━━ Given records

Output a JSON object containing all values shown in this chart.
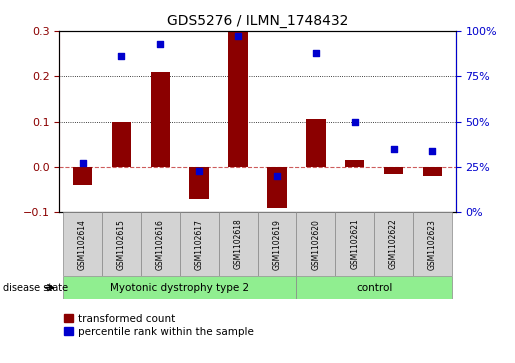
{
  "title": "GDS5276 / ILMN_1748432",
  "samples": [
    "GSM1102614",
    "GSM1102615",
    "GSM1102616",
    "GSM1102617",
    "GSM1102618",
    "GSM1102619",
    "GSM1102620",
    "GSM1102621",
    "GSM1102622",
    "GSM1102623"
  ],
  "red_bars": [
    -0.04,
    0.1,
    0.21,
    -0.07,
    0.3,
    -0.09,
    0.105,
    0.015,
    -0.015,
    -0.02
  ],
  "blue_dots": [
    27,
    86,
    93,
    23,
    97,
    20,
    88,
    50,
    35,
    34
  ],
  "groups": [
    {
      "label": "Myotonic dystrophy type 2",
      "start": 0,
      "end": 6,
      "color": "#90EE90"
    },
    {
      "label": "control",
      "start": 6,
      "end": 10,
      "color": "#90EE90"
    }
  ],
  "ylim_left": [
    -0.1,
    0.3
  ],
  "ylim_right": [
    0,
    100
  ],
  "yticks_left": [
    -0.1,
    0.0,
    0.1,
    0.2,
    0.3
  ],
  "yticks_right": [
    0,
    25,
    50,
    75,
    100
  ],
  "bar_color": "#8B0000",
  "dot_color": "#0000CD",
  "zero_line_color": "#CD5C5C",
  "grid_color": "black",
  "legend_red_label": "transformed count",
  "legend_blue_label": "percentile rank within the sample",
  "disease_state_label": "disease state",
  "background_color": "white",
  "plot_bg_color": "white",
  "bar_width": 0.5,
  "label_box_color": "#D3D3D3"
}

━━━━

* **Work to complete**: Without the pictures, retype the whole of the material above exactly.

* **Task result**:
Output a JSON object containing all values shown in this chart.
{
  "title": "GDS5276 / ILMN_1748432",
  "samples": [
    "GSM1102614",
    "GSM1102615",
    "GSM1102616",
    "GSM1102617",
    "GSM1102618",
    "GSM1102619",
    "GSM1102620",
    "GSM1102621",
    "GSM1102622",
    "GSM1102623"
  ],
  "red_bars": [
    -0.04,
    0.1,
    0.21,
    -0.07,
    0.3,
    -0.09,
    0.105,
    0.015,
    -0.015,
    -0.02
  ],
  "blue_dots": [
    27,
    86,
    93,
    23,
    97,
    20,
    88,
    50,
    35,
    34
  ],
  "groups": [
    {
      "label": "Myotonic dystrophy type 2",
      "start": 0,
      "end": 6,
      "color": "#90EE90"
    },
    {
      "label": "control",
      "start": 6,
      "end": 10,
      "color": "#90EE90"
    }
  ],
  "ylim_left": [
    -0.1,
    0.3
  ],
  "ylim_right": [
    0,
    100
  ],
  "yticks_left": [
    -0.1,
    0.0,
    0.1,
    0.2,
    0.3
  ],
  "yticks_right": [
    0,
    25,
    50,
    75,
    100
  ],
  "bar_color": "#8B0000",
  "dot_color": "#0000CD",
  "zero_line_color": "#CD5C5C",
  "grid_color": "black",
  "legend_red_label": "transformed count",
  "legend_blue_label": "percentile rank within the sample",
  "disease_state_label": "disease state",
  "background_color": "white",
  "plot_bg_color": "white",
  "bar_width": 0.5,
  "label_box_color": "#D3D3D3"
}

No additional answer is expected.